— Begin DATA ENTRIES —
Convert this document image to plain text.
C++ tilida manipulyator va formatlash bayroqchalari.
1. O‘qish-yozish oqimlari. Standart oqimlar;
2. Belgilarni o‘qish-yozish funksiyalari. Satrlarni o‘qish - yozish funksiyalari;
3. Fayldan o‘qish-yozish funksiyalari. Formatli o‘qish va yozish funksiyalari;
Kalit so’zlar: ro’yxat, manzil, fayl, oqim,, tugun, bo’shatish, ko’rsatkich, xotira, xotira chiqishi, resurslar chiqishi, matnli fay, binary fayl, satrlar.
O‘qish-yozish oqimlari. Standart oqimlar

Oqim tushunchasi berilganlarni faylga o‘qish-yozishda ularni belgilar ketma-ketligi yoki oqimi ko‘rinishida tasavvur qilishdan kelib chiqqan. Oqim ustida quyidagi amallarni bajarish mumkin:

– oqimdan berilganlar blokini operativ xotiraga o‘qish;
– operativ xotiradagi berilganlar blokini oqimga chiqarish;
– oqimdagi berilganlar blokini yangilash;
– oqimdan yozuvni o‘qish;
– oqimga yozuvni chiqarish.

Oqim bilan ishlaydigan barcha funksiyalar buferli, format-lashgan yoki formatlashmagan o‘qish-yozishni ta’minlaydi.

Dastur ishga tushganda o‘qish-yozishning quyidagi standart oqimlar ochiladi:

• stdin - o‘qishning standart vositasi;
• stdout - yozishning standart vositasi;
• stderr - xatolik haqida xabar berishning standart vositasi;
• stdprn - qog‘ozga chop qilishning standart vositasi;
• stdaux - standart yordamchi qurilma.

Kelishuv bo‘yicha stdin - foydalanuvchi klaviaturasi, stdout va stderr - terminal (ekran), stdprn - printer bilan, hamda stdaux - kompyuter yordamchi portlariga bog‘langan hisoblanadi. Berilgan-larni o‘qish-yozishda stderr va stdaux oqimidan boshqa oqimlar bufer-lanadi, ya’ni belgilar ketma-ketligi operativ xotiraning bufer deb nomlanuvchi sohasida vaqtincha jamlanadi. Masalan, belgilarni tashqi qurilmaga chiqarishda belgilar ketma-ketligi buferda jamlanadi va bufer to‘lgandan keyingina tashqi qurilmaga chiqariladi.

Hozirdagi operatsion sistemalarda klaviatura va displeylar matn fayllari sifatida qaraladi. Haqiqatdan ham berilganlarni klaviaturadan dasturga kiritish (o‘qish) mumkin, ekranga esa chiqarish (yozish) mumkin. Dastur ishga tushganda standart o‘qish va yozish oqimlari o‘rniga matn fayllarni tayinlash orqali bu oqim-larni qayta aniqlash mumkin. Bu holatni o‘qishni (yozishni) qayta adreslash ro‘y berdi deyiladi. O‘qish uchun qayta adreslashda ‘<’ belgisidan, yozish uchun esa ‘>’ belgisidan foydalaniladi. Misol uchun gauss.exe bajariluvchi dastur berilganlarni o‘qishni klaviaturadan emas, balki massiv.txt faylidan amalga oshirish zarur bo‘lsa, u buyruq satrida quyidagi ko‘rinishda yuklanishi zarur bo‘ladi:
— End DATA ENTRIES —
▸ **WHAT TO DO**
Reproduce each line of the material above precisely.

▸ **RESULT**
Convert this document image to plain text.
C++ tilida manipulyator va formatlash bayroqchalari.
1. O‘qish-yozish oqimlari. Standart oqimlar;
2. Belgilarni o‘qish-yozish funksiyalari. Satrlarni o‘qish - yozish funksiyalari;
3. Fayldan o‘qish-yozish funksiyalari. Formatli o‘qish va yozish funksiyalari;
Kalit so’zlar: ro’yxat, manzil, fayl, oqim,, tugun, bo’shatish, ko’rsatkich, xotira, xotira chiqishi, resurslar chiqishi, matnli fay, binary fayl, satrlar.
O‘qish-yozish oqimlari. Standart oqimlar

Oqim tushunchasi berilganlarni faylga o‘qish-yozishda ularni belgilar ketma-ketligi yoki oqimi ko‘rinishida tasavvur qilishdan kelib chiqqan. Oqim ustida quyidagi amallarni bajarish mumkin:

– oqimdan berilganlar blokini operativ xotiraga o‘qish;
– operativ xotiradagi berilganlar blokini oqimga chiqarish;
– oqimdagi berilganlar blokini yangilash;
– oqimdan yozuvni o‘qish;
– oqimga yozuvni chiqarish.

Oqim bilan ishlaydigan barcha funksiyalar buferli, format-lashgan yoki formatlashmagan o‘qish-yozishni ta’minlaydi.

Dastur ishga tushganda o‘qish-yozishning quyidagi standart oqimlar ochiladi:

• stdin - o‘qishning standart vositasi;
• stdout - yozishning standart vositasi;
• stderr - xatolik haqida xabar berishning standart vositasi;
• stdprn - qog‘ozga chop qilishning standart vositasi;
• stdaux - standart yordamchi qurilma.

Kelishuv bo‘yicha stdin - foydalanuvchi klaviaturasi, stdout va stderr - terminal (ekran), stdprn - printer bilan, hamda stdaux - kompyuter yordamchi portlariga bog‘langan hisoblanadi. Berilgan-larni o‘qish-yozishda stderr va stdaux oqimidan boshqa oqimlar bufer-lanadi, ya’ni belgilar ketma-ketligi operativ xotiraning bufer deb nomlanuvchi sohasida vaqtincha jamlanadi. Masalan, belgilarni tashqi qurilmaga chiqarishda belgilar ketma-ketligi buferda jamlanadi va bufer to‘lgandan keyingina tashqi qurilmaga chiqariladi.

Hozirdagi operatsion sistemalarda klaviatura va displeylar matn fayllari sifatida qaraladi. Haqiqatdan ham berilganlarni klaviaturadan dasturga kiritish (o‘qish) mumkin, ekranga esa chiqarish (yozish) mumkin. Dastur ishga tushganda standart o‘qish va yozish oqimlari o‘rniga matn fayllarni tayinlash orqali bu oqim-larni qayta aniqlash mumkin. Bu holatni o‘qishni (yozishni) qayta adreslash ro‘y berdi deyiladi. O‘qish uchun qayta adreslashda ‘<’ belgisidan, yozish uchun esa ‘>’ belgisidan foydalaniladi. Misol uchun gauss.exe bajariluvchi dastur berilganlarni o‘qishni klaviaturadan emas, balki massiv.txt faylidan amalga oshirish zarur bo‘lsa, u buyruq satrida quyidagi ko‘rinishda yuklanishi zarur bo‘ladi:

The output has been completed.